> **Written task**
Transcribe the data that follows precisely, omitting nothing.

> **Provided entries**
+ + + +
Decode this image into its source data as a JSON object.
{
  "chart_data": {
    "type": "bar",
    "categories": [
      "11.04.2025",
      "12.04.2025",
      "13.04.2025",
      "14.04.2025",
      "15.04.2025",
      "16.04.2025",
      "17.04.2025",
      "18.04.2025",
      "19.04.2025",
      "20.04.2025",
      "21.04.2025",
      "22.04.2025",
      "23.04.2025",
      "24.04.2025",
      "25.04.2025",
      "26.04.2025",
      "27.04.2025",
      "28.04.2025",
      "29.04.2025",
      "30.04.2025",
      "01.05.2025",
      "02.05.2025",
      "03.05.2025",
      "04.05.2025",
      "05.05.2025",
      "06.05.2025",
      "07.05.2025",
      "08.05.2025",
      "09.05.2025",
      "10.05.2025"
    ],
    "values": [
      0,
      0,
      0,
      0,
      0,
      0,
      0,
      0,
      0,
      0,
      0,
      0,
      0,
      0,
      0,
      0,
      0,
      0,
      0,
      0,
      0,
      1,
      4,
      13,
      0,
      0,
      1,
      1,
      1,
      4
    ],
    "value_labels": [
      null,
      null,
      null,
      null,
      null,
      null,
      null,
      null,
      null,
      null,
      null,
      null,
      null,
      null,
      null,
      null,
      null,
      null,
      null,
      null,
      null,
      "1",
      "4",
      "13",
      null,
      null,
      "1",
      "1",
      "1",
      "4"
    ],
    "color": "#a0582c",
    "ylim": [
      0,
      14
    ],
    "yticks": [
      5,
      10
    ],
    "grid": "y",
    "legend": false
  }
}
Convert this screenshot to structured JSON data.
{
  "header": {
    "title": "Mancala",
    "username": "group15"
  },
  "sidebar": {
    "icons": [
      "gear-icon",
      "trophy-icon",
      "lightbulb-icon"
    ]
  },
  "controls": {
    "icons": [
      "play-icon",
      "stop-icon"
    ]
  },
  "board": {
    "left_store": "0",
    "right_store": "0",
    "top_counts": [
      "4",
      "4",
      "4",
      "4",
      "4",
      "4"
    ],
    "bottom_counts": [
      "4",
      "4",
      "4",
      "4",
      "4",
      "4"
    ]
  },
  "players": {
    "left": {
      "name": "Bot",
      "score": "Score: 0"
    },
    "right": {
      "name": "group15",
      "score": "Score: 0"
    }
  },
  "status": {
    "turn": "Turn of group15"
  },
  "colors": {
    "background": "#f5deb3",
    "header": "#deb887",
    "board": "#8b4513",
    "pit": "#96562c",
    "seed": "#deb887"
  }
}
+ + + +
> **Solution to the problem**
Decode this image into its source data as a JSON object.
{
  "chart_data": {
    "type": "bar",
    "categories": [
      "11.04.2025",
      "12.04.2025",
      "13.04.2025",
      "14.04.2025",
      "15.04.2025",
      "16.04.2025",
      "17.04.2025",
      "18.04.2025",
      "19.04.2025",
      "20.04.2025",
      "21.04.2025",
      "22.04.2025",
      "23.04.2025",
      "24.04.2025",
      "25.04.2025",
      "26.04.2025",
      "27.04.2025",
      "28.04.2025",
      "29.04.2025",
      "30.04.2025",
      "01.05.2025",
      "02.05.2025",
      "03.05.2025",
      "04.05.2025",
      "05.05.2025",
      "06.05.2025",
      "07.05.2025",
      "08.05.2025",
      "09.05.2025",
      "10.05.2025"
    ],
    "values": [
      0,
      0,
      0,
      0,
      0,
      0,
      0,
      0,
      0,
      0,
      0,
      0,
      0,
      0,
      0,
      0,
      0,
      0,
      0,
      0,
      0,
      1,
      4,
      13,
      0,
      0,
      1,
      1,
      1,
      4
    ],
    "value_labels": [
      null,
      null,
      null,
      null,
      null,
      null,
      null,
      null,
      null,
      null,
      null,
      null,
      null,
      null,
      null,
      null,
      null,
      null,
      null,
      null,
      null,
      "1",
      "4",
      "13",
      null,
      null,
      "1",
      "1",
      "1",
      "4"
    ],
    "color": "#a0582c",
    "ylim": [
      0,
      14
    ],
    "yticks": [
      5,
      10
    ],
    "grid": "y",
    "legend": false
  }
}
Convert this screenshot to structured JSON data.
{
  "header": {
    "title": "Mancala",
    "username": "group15"
  },
  "sidebar": {
    "icons": [
      "gear-icon",
      "trophy-icon",
      "lightbulb-icon"
    ]
  },
  "controls": {
    "icons": [
      "play-icon",
      "stop-icon"
    ]
  },
  "board": {
    "left_store": "0",
    "right_store": "0",
    "top_counts": [
      "4",
      "4",
      "4",
      "4",
      "4",
      "4"
    ],
    "bottom_counts": [
      "4",
      "4",
      "4",
      "4",
      "4",
      "4"
    ]
  },
  "players": {
    "left": {
      "name": "Bot",
      "score": "Score: 0"
    },
    "right": {
      "name": "group15",
      "score": "Score: 0"
    }
  },
  "status": {
    "turn": "Turn of group15"
  },
  "colors": {
    "background": "#f5deb3",
    "header": "#deb887",
    "board": "#8b4513",
    "pit": "#96562c",
    "seed": "#deb887"
  }
}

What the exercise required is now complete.